Write the records below out again exactly as given, with no images.

---------- EXTRACTED ENTRIES

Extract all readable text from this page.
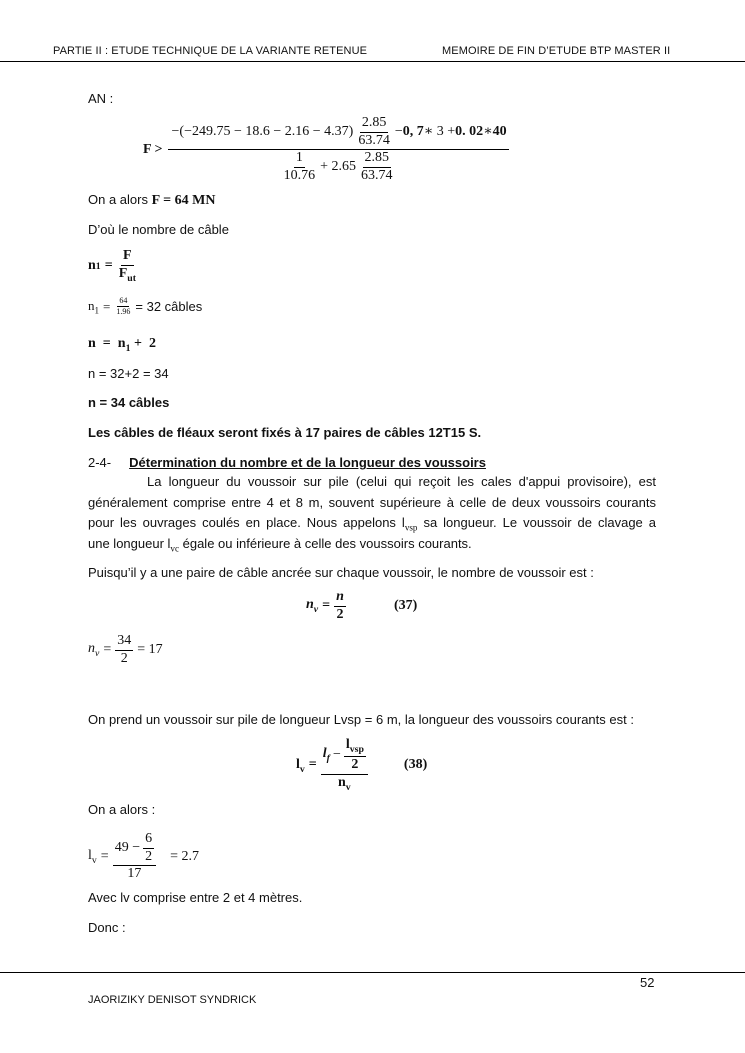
PARTIE II : ETUDE TECHNIQUE DE LA VARIANTE RETENUE	MEMOIRE DE FIN D’ETUDE BTP MASTER II
AN :
F >
$-(-249.75 - 18.6 - 2.16 - 4.37) \frac{2.85}{63.74} - 0$, 7 ∗ 3 + 0. 02 ∗ 40
$\frac{1}{10.76} + 2.65 \frac{2.85}{63.74}$
On a alors F = 64 MN
D’où le nombre de câble
n $1 = \frac{F}{F_{ut}}$
$n_1 = \frac{64}{1.96} = 32$ câbles
$n = n_1 + 2$
n = 32+2 = 34
n = 34 câbles
Les câbles de fléaux seront fixés à 17 paires de câbles 12T15 S.
2-4- Détermination du nombre et de la longueur des voussoirs
La longueur du voussoir sur pile (celui qui reçoit les cales d'appui provisoire), est
généralement comprise entre 4 et 8 m, souvent supérieure à celle de deux voussoirs courants
pour les ouvrages coulés en place. Nous appelons $l_{vsp}$ sa longueur. Le voussoir de clavage a
une longueur $l_{vc}$ égale ou inférieure à celle des voussoirs courants.
Puisqu’il y a une paire de câble ancrée sur chaque voussoir, le nombre de voussoir est :
$n_v = \frac{n}{2}$	(37)
$n_v = \frac{34}{2} = 17$
On prend un voussoir sur pile de longueur Lvsp = 6 m, la longueur des voussoirs courants est :
$l_v = \frac{l_f - \frac{l_{vsp}}{2}}{n_v}$	(38)
On a alors :
$l_v = \frac{49 - \frac{6}{2}}{17} = 2.7$
Avec lv comprise entre 2 et 4 mètres.
Donc :
52
JAORIZIKY DENISOT SYNDRICK
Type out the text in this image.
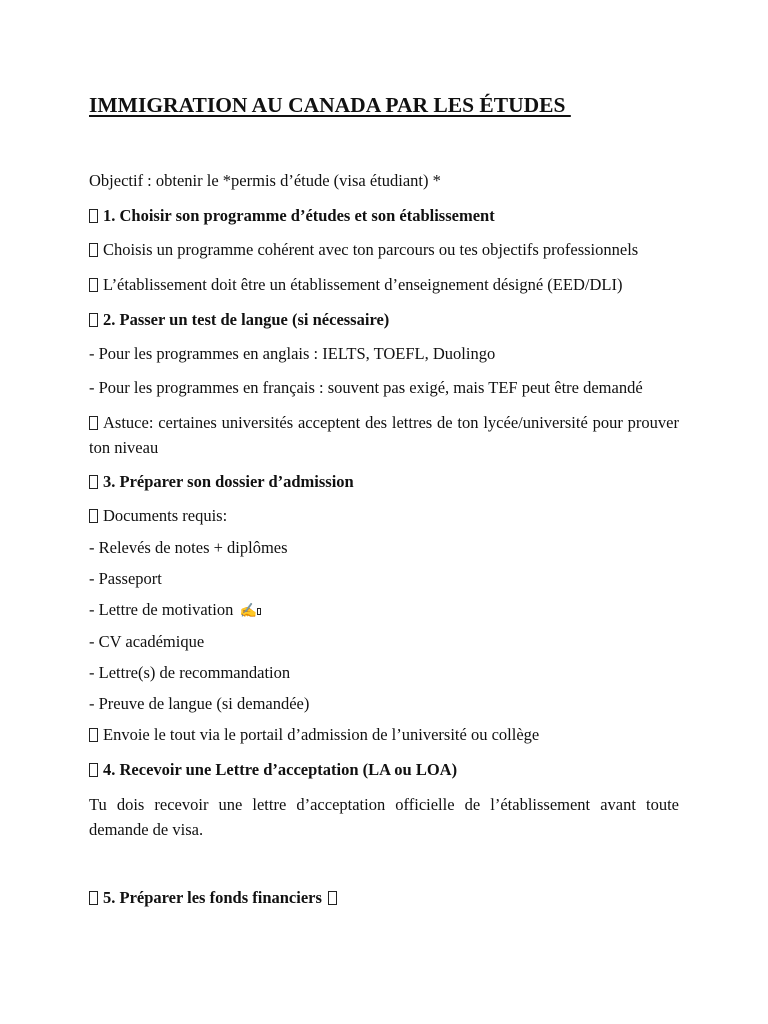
IMMIGRATION AU CANADA PAR LES ÉTUDES

Objectif : obtenir le *permis d’étude (visa étudiant) *

1. Choisir son programme d’études et son établissement

Choisis un programme cohérent avec ton parcours ou tes objectifs professionnels

L’établissement doit être un établissement d’enseignement désigné (EED/DLI)

2. Passer un test de langue (si nécessaire)

- Pour les programmes en anglais : IELTS, TOEFL, Duolingo

- Pour les programmes en français : souvent pas exigé, mais TEF peut être demandé

Astuce: certaines universités acceptent des lettres de ton lycée/université pour prouver ton niveau

3. Préparer son dossier d’admission

Documents requis:

- Relevés de notes + diplômes

- Passeport

- Lettre de motivation ✍

- CV académique

- Lettre(s) de recommandation

- Preuve de langue (si demandée)

Envoie le tout via le portail d’admission de l’université ou collège

4. Recevoir une Lettre d’acceptation (LA ou LOA)

Tu dois recevoir une lettre d’acceptation officielle de l’établissement avant toute demande de visa.

5. Préparer les fonds financiers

--------------------

TASK OUTPUT:
Extract all readable text from this page.
PARTIE II : ETUDE TECHNIQUE DE LA VARIANTE RETENUE	MEMOIRE DE FIN D’ETUDE BTP MASTER II
AN :
F >
$-(-249.75 - 18.6 - 2.16 - 4.37) \frac{2.85}{63.74} - 0$, 7 ∗ 3 + 0. 02 ∗ 40
$\frac{1}{10.76} + 2.65 \frac{2.85}{63.74}$
On a alors F = 64 MN
D’où le nombre de câble
n $1 = \frac{F}{F_{ut}}$
$n_1 = \frac{64}{1.96} = 32$ câbles
$n = n_1 + 2$
n = 32+2 = 34
n = 34 câbles
Les câbles de fléaux seront fixés à 17 paires de câbles 12T15 S.
2-4- Détermination du nombre et de la longueur des voussoirs
La longueur du voussoir sur pile (celui qui reçoit les cales d'appui provisoire), est
généralement comprise entre 4 et 8 m, souvent supérieure à celle de deux voussoirs courants
pour les ouvrages coulés en place. Nous appelons $l_{vsp}$ sa longueur. Le voussoir de clavage a
une longueur $l_{vc}$ égale ou inférieure à celle des voussoirs courants.
Puisqu’il y a une paire de câble ancrée sur chaque voussoir, le nombre de voussoir est :
$n_v = \frac{n}{2}$	(37)
$n_v = \frac{34}{2} = 17$
On prend un voussoir sur pile de longueur Lvsp = 6 m, la longueur des voussoirs courants est :
$l_v = \frac{l_f - \frac{l_{vsp}}{2}}{n_v}$	(38)
On a alors :
$l_v = \frac{49 - \frac{6}{2}}{17} = 2.7$
Avec lv comprise entre 2 et 4 mètres.
Donc :
52
JAORIZIKY DENISOT SYNDRICK
Type out the text in this image.
IMMIGRATION AU CANADA PAR LES ÉTUDES

Objectif : obtenir le *permis d’étude (visa étudiant) *

1. Choisir son programme d’études et son établissement

Choisis un programme cohérent avec ton parcours ou tes objectifs professionnels

L’établissement doit être un établissement d’enseignement désigné (EED/DLI)

2. Passer un test de langue (si nécessaire)

- Pour les programmes en anglais : IELTS, TOEFL, Duolingo

- Pour les programmes en français : souvent pas exigé, mais TEF peut être demandé

Astuce: certaines universités acceptent des lettres de ton lycée/université pour prouver ton niveau

3. Préparer son dossier d’admission

Documents requis:

- Relevés de notes + diplômes

- Passeport

- Lettre de motivation ✍

- CV académique

- Lettre(s) de recommandation

- Preuve de langue (si demandée)

Envoie le tout via le portail d’admission de l’université ou collège

4. Recevoir une Lettre d’acceptation (LA ou LOA)

Tu dois recevoir une lettre d’acceptation officielle de l’établissement avant toute demande de visa.

5. Préparer les fonds financiers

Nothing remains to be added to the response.